# Goal:
Restate the data exactly as given and keep the pictures out.

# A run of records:
↓

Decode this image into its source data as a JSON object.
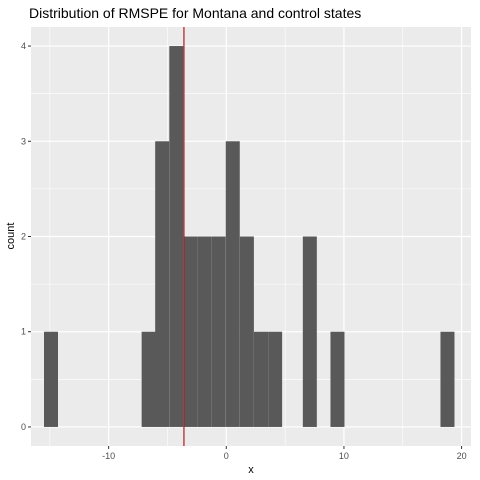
{
  "chart_data": {
    "type": "bar",
    "title": "Distribution of RMSPE for Montana and control states",
    "xlabel": "x",
    "ylabel": "count",
    "xlim": [
      -16.6,
      20.8
    ],
    "ylim": [
      -0.2,
      4.2
    ],
    "x_ticks": [
      -10,
      0,
      10,
      20
    ],
    "y_ticks": [
      0,
      1,
      2,
      3,
      4
    ],
    "bin_width": 1.19,
    "bins": [
      {
        "x": -14.9,
        "count": 1
      },
      {
        "x": -6.6,
        "count": 1
      },
      {
        "x": -5.45,
        "count": 3
      },
      {
        "x": -4.25,
        "count": 4
      },
      {
        "x": -3.05,
        "count": 2
      },
      {
        "x": -1.85,
        "count": 2
      },
      {
        "x": -0.65,
        "count": 2
      },
      {
        "x": 0.55,
        "count": 3
      },
      {
        "x": 1.75,
        "count": 2
      },
      {
        "x": 2.95,
        "count": 1
      },
      {
        "x": 4.15,
        "count": 1
      },
      {
        "x": 7.1,
        "count": 2
      },
      {
        "x": 9.45,
        "count": 1
      },
      {
        "x": 18.8,
        "count": 1
      }
    ],
    "reference_line": {
      "x": -3.6,
      "color": "#b31b1b"
    },
    "bar_color": "#595959",
    "panel_background": "#ebebeb",
    "grid": true,
    "legend": "none"
  }
}
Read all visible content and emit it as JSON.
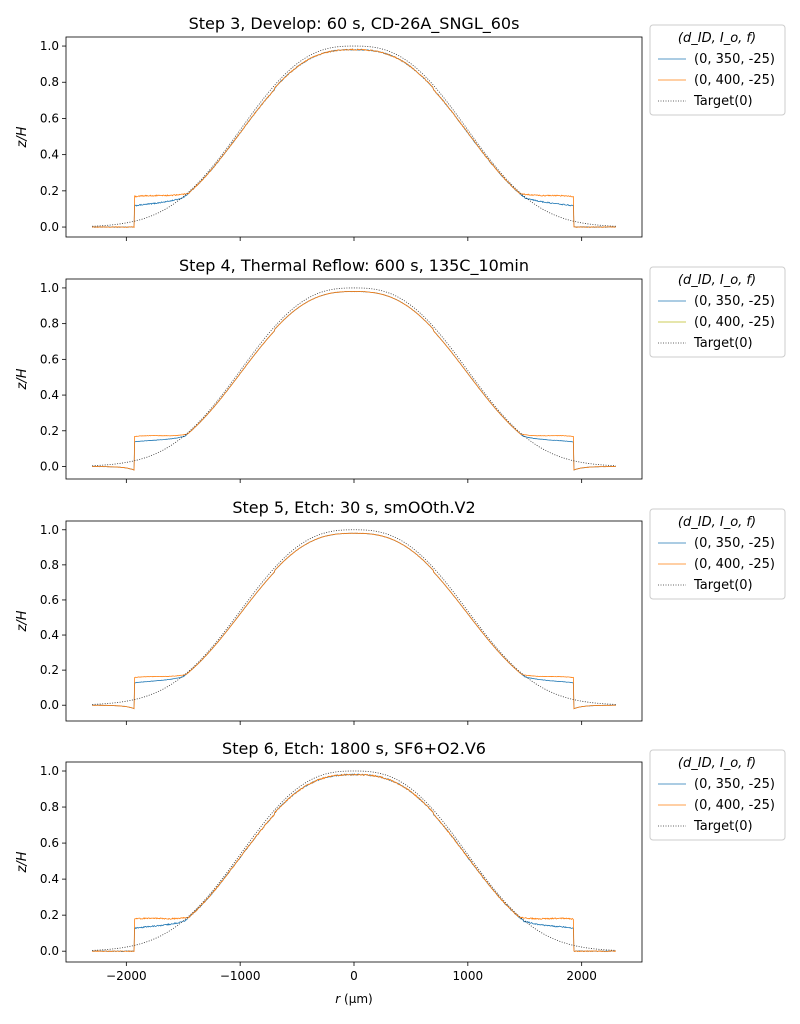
{
  "x_label_var": "r",
  "x_label_unit": "(μm)",
  "y_label": "z/H",
  "legend_title": "(d_ID, I_o, f)",
  "chart_data": [
    {
      "type": "line",
      "title": "Step 3, Develop: 60 s, CD-26A_SNGL_60s",
      "xlim": [
        -2530,
        2530
      ],
      "ylim": [
        -0.055,
        1.05
      ],
      "xticks": [
        -2000,
        -1000,
        0,
        1000,
        2000
      ],
      "yticks": [
        0.0,
        0.2,
        0.4,
        0.6,
        0.8,
        1.0
      ],
      "show_xticklabels": false,
      "step_r": 1930,
      "plateau_level": 0.98,
      "edge_dip": 0.0,
      "noise": 0.006,
      "series": [
        {
          "name": "(0, 350, -25)",
          "color": "#1f77b4",
          "step_height": 0.1,
          "step_width": 650
        },
        {
          "name": "(0, 400, -25)",
          "color": "#ff7f0e",
          "step_height": 0.15,
          "step_width": 650
        },
        {
          "name": "Target(0)",
          "color": "#333333",
          "style": "dotted"
        }
      ]
    },
    {
      "type": "line",
      "title": "Step 4, Thermal Reflow: 600 s, 135C_10min",
      "xlim": [
        -2530,
        2530
      ],
      "ylim": [
        -0.07,
        1.05
      ],
      "xticks": [
        -2000,
        -1000,
        0,
        1000,
        2000
      ],
      "yticks": [
        0.0,
        0.2,
        0.4,
        0.6,
        0.8,
        1.0
      ],
      "show_xticklabels": false,
      "step_r": 1930,
      "plateau_level": 0.97,
      "edge_dip": -0.02,
      "noise": 0.002,
      "series": [
        {
          "name": "(0, 350, -25)",
          "color": "#1f77b4",
          "step_height": 0.12,
          "step_width": 620
        },
        {
          "name": "(0, 400, -25)",
          "color": "#ff7f0e",
          "step_height": 0.15,
          "step_width": 620
        },
        {
          "name": "Target(0)",
          "color": "#333333",
          "style": "dotted"
        }
      ],
      "legend_colors": [
        "#1f77b4",
        "#bcbd22",
        "#333333"
      ]
    },
    {
      "type": "line",
      "title": "Step 5, Etch: 30 s, smOOth.V2",
      "xlim": [
        -2530,
        2530
      ],
      "ylim": [
        -0.09,
        1.05
      ],
      "xticks": [
        -2000,
        -1000,
        0,
        1000,
        2000
      ],
      "yticks": [
        0.0,
        0.2,
        0.4,
        0.6,
        0.8,
        1.0
      ],
      "show_xticklabels": false,
      "step_r": 1930,
      "plateau_level": 0.96,
      "edge_dip": -0.02,
      "noise": 0.002,
      "series": [
        {
          "name": "(0, 350, -25)",
          "color": "#1f77b4",
          "step_height": 0.11,
          "step_width": 600
        },
        {
          "name": "(0, 400, -25)",
          "color": "#ff7f0e",
          "step_height": 0.14,
          "step_width": 600
        },
        {
          "name": "Target(0)",
          "color": "#333333",
          "style": "dotted"
        }
      ]
    },
    {
      "type": "line",
      "title": "Step 6, Etch: 1800 s, SF6+O2.V6",
      "xlim": [
        -2530,
        2530
      ],
      "ylim": [
        -0.06,
        1.05
      ],
      "xticks": [
        -2000,
        -1000,
        0,
        1000,
        2000
      ],
      "xticklabels": [
        "−2000",
        "−1000",
        "0",
        "1000",
        "2000"
      ],
      "yticks": [
        0.0,
        0.2,
        0.4,
        0.6,
        0.8,
        1.0
      ],
      "show_xticklabels": true,
      "step_r": 1930,
      "plateau_level": 0.975,
      "edge_dip": 0.0,
      "noise": 0.007,
      "series": [
        {
          "name": "(0, 350, -25)",
          "color": "#1f77b4",
          "step_height": 0.11,
          "step_width": 640
        },
        {
          "name": "(0, 400, -25)",
          "color": "#ff7f0e",
          "step_height": 0.16,
          "step_width": 640
        },
        {
          "name": "Target(0)",
          "color": "#333333",
          "style": "dotted"
        }
      ]
    }
  ]
}
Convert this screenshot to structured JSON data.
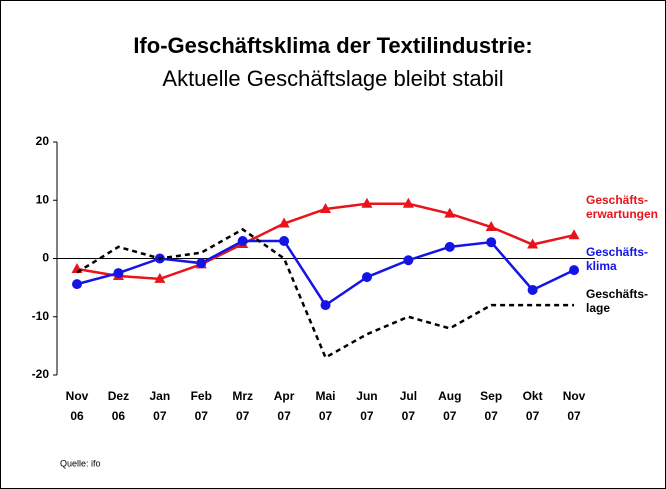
{
  "chart_data": {
    "type": "line",
    "title": "Ifo-Geschäftsklima der Textilindustrie:",
    "subtitle": "Aktuelle Geschäftslage bleibt stabil",
    "source": "Quelle: ifo",
    "categories": [
      "Nov 06",
      "Dez 06",
      "Jan 07",
      "Feb 07",
      "Mrz 07",
      "Apr 07",
      "Mai 07",
      "Jun 07",
      "Jul 07",
      "Aug 07",
      "Sep 07",
      "Okt 07",
      "Nov 07"
    ],
    "series": [
      {
        "name": "Geschäfts-erwartungen",
        "color": "#e8141c",
        "marker": "triangle",
        "dash": false,
        "values": [
          -1.8,
          -3,
          -3.5,
          -1,
          2.5,
          6,
          8.5,
          9.4,
          9.4,
          7.7,
          5.4,
          2.4,
          4
        ]
      },
      {
        "name": "Geschäfts-klima",
        "color": "#1414e6",
        "marker": "circle",
        "dash": false,
        "values": [
          -4.4,
          -2.5,
          0,
          -0.8,
          3,
          3,
          -8,
          -3.2,
          -0.3,
          2,
          2.8,
          -5.4,
          -2
        ]
      },
      {
        "name": "Geschäfts-lage",
        "color": "#000000",
        "marker": "none",
        "dash": true,
        "values": [
          -2.4,
          2,
          0,
          1,
          5,
          0,
          -17,
          -13,
          -10,
          -12,
          -8,
          -8,
          -8
        ]
      }
    ],
    "ylim": [
      -20,
      20
    ],
    "yticks": [
      -20,
      -10,
      0,
      10,
      20
    ]
  }
}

↑

# Response for this exercise:
Decode this image into its source data as a JSON object.
{
  "chart_data": {
    "type": "bar",
    "title": "Distribution of RMSPE for Montana and control states",
    "xlabel": "x",
    "ylabel": "count",
    "xlim": [
      -16.6,
      20.8
    ],
    "ylim": [
      -0.2,
      4.2
    ],
    "x_ticks": [
      -10,
      0,
      10,
      20
    ],
    "y_ticks": [
      0,
      1,
      2,
      3,
      4
    ],
    "bin_width": 1.19,
    "bins": [
      {
        "x": -14.9,
        "count": 1
      },
      {
        "x": -6.6,
        "count": 1
      },
      {
        "x": -5.45,
        "count": 3
      },
      {
        "x": -4.25,
        "count": 4
      },
      {
        "x": -3.05,
        "count": 2
      },
      {
        "x": -1.85,
        "count": 2
      },
      {
        "x": -0.65,
        "count": 2
      },
      {
        "x": 0.55,
        "count": 3
      },
      {
        "x": 1.75,
        "count": 2
      },
      {
        "x": 2.95,
        "count": 1
      },
      {
        "x": 4.15,
        "count": 1
      },
      {
        "x": 7.1,
        "count": 2
      },
      {
        "x": 9.45,
        "count": 1
      },
      {
        "x": 18.8,
        "count": 1
      }
    ],
    "reference_line": {
      "x": -3.6,
      "color": "#b31b1b"
    },
    "bar_color": "#595959",
    "panel_background": "#ebebeb",
    "grid": true,
    "legend": "none"
  }
}
Read all visible content and emit it as JSON.
{
  "x_label_var": "r",
  "x_label_unit": "(μm)",
  "y_label": "z/H",
  "legend_title": "(d_ID, I_o, f)",
  "chart_data": [
    {
      "type": "line",
      "title": "Step 3, Develop: 60 s, CD-26A_SNGL_60s",
      "xlim": [
        -2530,
        2530
      ],
      "ylim": [
        -0.055,
        1.05
      ],
      "xticks": [
        -2000,
        -1000,
        0,
        1000,
        2000
      ],
      "yticks": [
        0.0,
        0.2,
        0.4,
        0.6,
        0.8,
        1.0
      ],
      "show_xticklabels": false,
      "step_r": 1930,
      "plateau_level": 0.98,
      "edge_dip": 0.0,
      "noise": 0.006,
      "series": [
        {
          "name": "(0, 350, -25)",
          "color": "#1f77b4",
          "step_height": 0.1,
          "step_width": 650
        },
        {
          "name": "(0, 400, -25)",
          "color": "#ff7f0e",
          "step_height": 0.15,
          "step_width": 650
        },
        {
          "name": "Target(0)",
          "color": "#333333",
          "style": "dotted"
        }
      ]
    },
    {
      "type": "line",
      "title": "Step 4, Thermal Reflow: 600 s, 135C_10min",
      "xlim": [
        -2530,
        2530
      ],
      "ylim": [
        -0.07,
        1.05
      ],
      "xticks": [
        -2000,
        -1000,
        0,
        1000,
        2000
      ],
      "yticks": [
        0.0,
        0.2,
        0.4,
        0.6,
        0.8,
        1.0
      ],
      "show_xticklabels": false,
      "step_r": 1930,
      "plateau_level": 0.97,
      "edge_dip": -0.02,
      "noise": 0.002,
      "series": [
        {
          "name": "(0, 350, -25)",
          "color": "#1f77b4",
          "step_height": 0.12,
          "step_width": 620
        },
        {
          "name": "(0, 400, -25)",
          "color": "#ff7f0e",
          "step_height": 0.15,
          "step_width": 620
        },
        {
          "name": "Target(0)",
          "color": "#333333",
          "style": "dotted"
        }
      ],
      "legend_colors": [
        "#1f77b4",
        "#bcbd22",
        "#333333"
      ]
    },
    {
      "type": "line",
      "title": "Step 5, Etch: 30 s, smOOth.V2",
      "xlim": [
        -2530,
        2530
      ],
      "ylim": [
        -0.09,
        1.05
      ],
      "xticks": [
        -2000,
        -1000,
        0,
        1000,
        2000
      ],
      "yticks": [
        0.0,
        0.2,
        0.4,
        0.6,
        0.8,
        1.0
      ],
      "show_xticklabels": false,
      "step_r": 1930,
      "plateau_level": 0.96,
      "edge_dip": -0.02,
      "noise": 0.002,
      "series": [
        {
          "name": "(0, 350, -25)",
          "color": "#1f77b4",
          "step_height": 0.11,
          "step_width": 600
        },
        {
          "name": "(0, 400, -25)",
          "color": "#ff7f0e",
          "step_height": 0.14,
          "step_width": 600
        },
        {
          "name": "Target(0)",
          "color": "#333333",
          "style": "dotted"
        }
      ]
    },
    {
      "type": "line",
      "title": "Step 6, Etch: 1800 s, SF6+O2.V6",
      "xlim": [
        -2530,
        2530
      ],
      "ylim": [
        -0.06,
        1.05
      ],
      "xticks": [
        -2000,
        -1000,
        0,
        1000,
        2000
      ],
      "xticklabels": [
        "−2000",
        "−1000",
        "0",
        "1000",
        "2000"
      ],
      "yticks": [
        0.0,
        0.2,
        0.4,
        0.6,
        0.8,
        1.0
      ],
      "show_xticklabels": true,
      "step_r": 1930,
      "plateau_level": 0.975,
      "edge_dip": 0.0,
      "noise": 0.007,
      "series": [
        {
          "name": "(0, 350, -25)",
          "color": "#1f77b4",
          "step_height": 0.11,
          "step_width": 640
        },
        {
          "name": "(0, 400, -25)",
          "color": "#ff7f0e",
          "step_height": 0.16,
          "step_width": 640
        },
        {
          "name": "Target(0)",
          "color": "#333333",
          "style": "dotted"
        }
      ]
    }
  ]
}
Convert this screenshot to structured JSON data.
{
  "chart_data": {
    "type": "line",
    "title": "Ifo-Geschäftsklima der Textilindustrie:",
    "subtitle": "Aktuelle Geschäftslage bleibt stabil",
    "source": "Quelle: ifo",
    "categories": [
      "Nov 06",
      "Dez 06",
      "Jan 07",
      "Feb 07",
      "Mrz 07",
      "Apr 07",
      "Mai 07",
      "Jun 07",
      "Jul 07",
      "Aug 07",
      "Sep 07",
      "Okt 07",
      "Nov 07"
    ],
    "series": [
      {
        "name": "Geschäfts-erwartungen",
        "color": "#e8141c",
        "marker": "triangle",
        "dash": false,
        "values": [
          -1.8,
          -3,
          -3.5,
          -1,
          2.5,
          6,
          8.5,
          9.4,
          9.4,
          7.7,
          5.4,
          2.4,
          4
        ]
      },
      {
        "name": "Geschäfts-klima",
        "color": "#1414e6",
        "marker": "circle",
        "dash": false,
        "values": [
          -4.4,
          -2.5,
          0,
          -0.8,
          3,
          3,
          -8,
          -3.2,
          -0.3,
          2,
          2.8,
          -5.4,
          -2
        ]
      },
      {
        "name": "Geschäfts-lage",
        "color": "#000000",
        "marker": "none",
        "dash": true,
        "values": [
          -2.4,
          2,
          0,
          1,
          5,
          0,
          -17,
          -13,
          -10,
          -12,
          -8,
          -8,
          -8
        ]
      }
    ],
    "ylim": [
      -20,
      20
    ],
    "yticks": [
      -20,
      -10,
      0,
      10,
      20
    ]
  }
}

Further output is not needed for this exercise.